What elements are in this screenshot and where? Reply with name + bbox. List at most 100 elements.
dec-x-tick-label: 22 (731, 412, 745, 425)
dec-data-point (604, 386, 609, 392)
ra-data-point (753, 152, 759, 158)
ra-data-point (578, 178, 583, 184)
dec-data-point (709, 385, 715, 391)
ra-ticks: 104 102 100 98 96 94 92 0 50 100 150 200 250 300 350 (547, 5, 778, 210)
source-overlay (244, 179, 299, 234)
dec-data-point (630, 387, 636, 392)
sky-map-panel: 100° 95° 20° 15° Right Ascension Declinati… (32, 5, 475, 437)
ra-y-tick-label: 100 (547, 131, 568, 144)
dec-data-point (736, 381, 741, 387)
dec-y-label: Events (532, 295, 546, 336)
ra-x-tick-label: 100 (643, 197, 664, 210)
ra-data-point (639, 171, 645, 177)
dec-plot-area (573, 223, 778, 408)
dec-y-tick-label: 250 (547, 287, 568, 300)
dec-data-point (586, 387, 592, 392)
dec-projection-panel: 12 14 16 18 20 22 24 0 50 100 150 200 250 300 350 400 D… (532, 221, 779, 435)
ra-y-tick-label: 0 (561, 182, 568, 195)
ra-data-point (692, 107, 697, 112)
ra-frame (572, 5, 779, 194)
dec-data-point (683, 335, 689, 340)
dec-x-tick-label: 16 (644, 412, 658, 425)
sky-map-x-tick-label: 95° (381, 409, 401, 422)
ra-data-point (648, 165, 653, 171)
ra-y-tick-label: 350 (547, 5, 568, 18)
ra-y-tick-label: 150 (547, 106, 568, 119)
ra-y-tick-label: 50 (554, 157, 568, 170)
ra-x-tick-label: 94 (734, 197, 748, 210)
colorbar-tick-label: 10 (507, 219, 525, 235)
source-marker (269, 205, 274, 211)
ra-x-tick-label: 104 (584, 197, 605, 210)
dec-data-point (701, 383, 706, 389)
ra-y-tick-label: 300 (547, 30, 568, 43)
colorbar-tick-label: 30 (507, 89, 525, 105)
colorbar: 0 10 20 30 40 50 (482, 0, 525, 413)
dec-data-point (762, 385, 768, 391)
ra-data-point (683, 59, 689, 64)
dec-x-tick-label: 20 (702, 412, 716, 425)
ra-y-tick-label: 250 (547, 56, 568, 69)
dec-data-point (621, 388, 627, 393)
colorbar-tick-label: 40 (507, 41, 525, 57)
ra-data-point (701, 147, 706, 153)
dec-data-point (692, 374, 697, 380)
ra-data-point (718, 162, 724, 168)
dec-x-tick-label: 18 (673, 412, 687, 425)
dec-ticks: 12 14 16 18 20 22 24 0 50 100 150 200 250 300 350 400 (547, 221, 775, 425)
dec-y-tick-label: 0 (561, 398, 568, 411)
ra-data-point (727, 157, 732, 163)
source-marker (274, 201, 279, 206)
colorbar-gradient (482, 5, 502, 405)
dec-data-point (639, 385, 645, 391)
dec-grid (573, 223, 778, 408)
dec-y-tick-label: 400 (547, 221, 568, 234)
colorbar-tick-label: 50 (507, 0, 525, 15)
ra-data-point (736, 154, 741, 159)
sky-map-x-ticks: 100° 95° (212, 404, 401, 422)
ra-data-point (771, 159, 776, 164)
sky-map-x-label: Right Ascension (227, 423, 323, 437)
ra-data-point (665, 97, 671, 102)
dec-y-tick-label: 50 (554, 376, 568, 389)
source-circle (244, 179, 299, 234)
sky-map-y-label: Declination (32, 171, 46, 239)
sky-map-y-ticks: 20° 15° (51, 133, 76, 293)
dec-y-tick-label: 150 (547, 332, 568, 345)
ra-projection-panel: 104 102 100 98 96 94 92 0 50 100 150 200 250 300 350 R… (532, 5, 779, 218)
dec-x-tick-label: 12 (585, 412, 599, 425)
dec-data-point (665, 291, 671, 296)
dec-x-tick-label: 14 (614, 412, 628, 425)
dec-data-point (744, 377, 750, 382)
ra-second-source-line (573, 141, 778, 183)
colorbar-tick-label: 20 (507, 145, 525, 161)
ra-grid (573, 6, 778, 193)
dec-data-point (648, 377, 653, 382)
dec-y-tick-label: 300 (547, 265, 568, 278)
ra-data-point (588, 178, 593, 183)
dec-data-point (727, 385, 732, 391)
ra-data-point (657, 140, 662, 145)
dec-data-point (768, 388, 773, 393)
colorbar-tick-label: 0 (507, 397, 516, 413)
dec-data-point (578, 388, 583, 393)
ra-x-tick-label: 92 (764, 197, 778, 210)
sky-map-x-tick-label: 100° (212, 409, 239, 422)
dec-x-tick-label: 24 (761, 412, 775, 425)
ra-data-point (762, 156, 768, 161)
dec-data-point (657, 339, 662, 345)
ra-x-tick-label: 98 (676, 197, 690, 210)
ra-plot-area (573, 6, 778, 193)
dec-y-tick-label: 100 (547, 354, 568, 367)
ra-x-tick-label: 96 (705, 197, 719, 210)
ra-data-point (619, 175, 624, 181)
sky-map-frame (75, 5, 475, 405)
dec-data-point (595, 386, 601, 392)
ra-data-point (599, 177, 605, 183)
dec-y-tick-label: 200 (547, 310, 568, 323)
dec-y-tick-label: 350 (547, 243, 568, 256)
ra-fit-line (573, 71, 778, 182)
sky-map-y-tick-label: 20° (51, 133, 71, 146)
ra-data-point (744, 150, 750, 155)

- - - - -

Rewrite all the entries with "ra-data-point" changed to "right-ascension-data-point" and everything else kept the same.

THE OUTPUT:
What elements are in this screenshot and where? Reply with name + bbox. List at most 100 elements.
dec-x-tick-label: 22 (731, 412, 745, 425)
dec-data-point (604, 386, 609, 392)
right-ascension-data-point (753, 152, 759, 158)
right-ascension-data-point (578, 178, 583, 184)
dec-data-point (709, 385, 715, 391)
ra-ticks: 104 102 100 98 96 94 92 0 50 100 150 200 250 300 350 (547, 5, 778, 210)
source-overlay (244, 179, 299, 234)
dec-data-point (630, 387, 636, 392)
sky-map-panel: 100° 95° 20° 15° Right Ascension Declinati… (32, 5, 475, 437)
ra-y-tick-label: 100 (547, 131, 568, 144)
dec-data-point (736, 381, 741, 387)
dec-y-label: Events (532, 295, 546, 336)
ra-x-tick-label: 100 (643, 197, 664, 210)
right-ascension-data-point (639, 171, 645, 177)
dec-plot-area (573, 223, 778, 408)
dec-y-tick-label: 250 (547, 287, 568, 300)
dec-data-point (586, 387, 592, 392)
dec-projection-panel: 12 14 16 18 20 22 24 0 50 100 150 200 250 300 350 400 D… (532, 221, 779, 435)
ra-y-tick-label: 0 (561, 182, 568, 195)
right-ascension-data-point (692, 107, 697, 112)
ra-frame (572, 5, 779, 194)
dec-data-point (683, 335, 689, 340)
dec-x-tick-label: 16 (644, 412, 658, 425)
sky-map-x-tick-label: 95° (381, 409, 401, 422)
right-ascension-data-point (648, 165, 653, 171)
ra-y-tick-label: 350 (547, 5, 568, 18)
ra-y-tick-label: 150 (547, 106, 568, 119)
ra-y-tick-label: 50 (554, 157, 568, 170)
ra-x-tick-label: 94 (734, 197, 748, 210)
colorbar-tick-label: 10 (507, 219, 525, 235)
source-marker (269, 205, 274, 211)
ra-x-tick-label: 104 (584, 197, 605, 210)
dec-data-point (701, 383, 706, 389)
ra-y-tick-label: 300 (547, 30, 568, 43)
colorbar-tick-label: 30 (507, 89, 525, 105)
colorbar: 0 10 20 30 40 50 (482, 0, 525, 413)
dec-data-point (762, 385, 768, 391)
right-ascension-data-point (683, 59, 689, 64)
dec-x-tick-label: 20 (702, 412, 716, 425)
ra-y-tick-label: 250 (547, 56, 568, 69)
dec-data-point (621, 388, 627, 393)
colorbar-tick-label: 40 (507, 41, 525, 57)
right-ascension-data-point (701, 147, 706, 153)
dec-data-point (692, 374, 697, 380)
right-ascension-data-point (718, 162, 724, 168)
dec-x-tick-label: 18 (673, 412, 687, 425)
dec-ticks: 12 14 16 18 20 22 24 0 50 100 150 200 250 300 350 400 (547, 221, 775, 425)
dec-y-tick-label: 0 (561, 398, 568, 411)
right-ascension-data-point (727, 157, 732, 163)
source-marker (274, 201, 279, 206)
colorbar-gradient (482, 5, 502, 405)
dec-data-point (639, 385, 645, 391)
dec-grid (573, 223, 778, 408)
dec-y-tick-label: 400 (547, 221, 568, 234)
colorbar-tick-label: 50 (507, 0, 525, 15)
right-ascension-data-point (736, 154, 741, 159)
sky-map-x-ticks: 100° 95° (212, 404, 401, 422)
right-ascension-data-point (771, 159, 776, 164)
sky-map-x-label: Right Ascension (227, 423, 323, 437)
right-ascension-data-point (665, 97, 671, 102)
dec-y-tick-label: 50 (554, 376, 568, 389)
source-circle (244, 179, 299, 234)
sky-map-y-label: Declination (32, 171, 46, 239)
sky-map-y-ticks: 20° 15° (51, 133, 76, 293)
dec-y-tick-label: 150 (547, 332, 568, 345)
ra-projection-panel: 104 102 100 98 96 94 92 0 50 100 150 200 250 300 350 R… (532, 5, 779, 218)
dec-x-tick-label: 12 (585, 412, 599, 425)
dec-data-point (665, 291, 671, 296)
dec-x-tick-label: 14 (614, 412, 628, 425)
dec-data-point (744, 377, 750, 382)
ra-second-source-line (573, 141, 778, 183)
colorbar-tick-label: 20 (507, 145, 525, 161)
ra-grid (573, 6, 778, 193)
dec-data-point (648, 377, 653, 382)
dec-y-tick-label: 300 (547, 265, 568, 278)
right-ascension-data-point (588, 178, 593, 183)
dec-data-point (727, 385, 732, 391)
right-ascension-data-point (657, 140, 662, 145)
dec-data-point (768, 388, 773, 393)
colorbar-tick-label: 0 (507, 397, 516, 413)
dec-data-point (578, 388, 583, 393)
ra-x-tick-label: 92 (764, 197, 778, 210)
sky-map-x-tick-label: 100° (212, 409, 239, 422)
dec-x-tick-label: 24 (761, 412, 775, 425)
right-ascension-data-point (762, 156, 768, 161)
dec-data-point (657, 339, 662, 345)
ra-x-tick-label: 98 (676, 197, 690, 210)
ra-plot-area (573, 6, 778, 193)
dec-y-tick-label: 100 (547, 354, 568, 367)
ra-x-tick-label: 96 (705, 197, 719, 210)
right-ascension-data-point (619, 175, 624, 181)
sky-map-frame (75, 5, 475, 405)
dec-data-point (595, 386, 601, 392)
right-ascension-data-point (599, 177, 605, 183)
dec-y-tick-label: 200 (547, 310, 568, 323)
dec-y-tick-label: 350 (547, 243, 568, 256)
ra-fit-line (573, 71, 778, 182)
sky-map-y-tick-label: 20° (51, 133, 71, 146)
right-ascension-data-point (744, 150, 750, 155)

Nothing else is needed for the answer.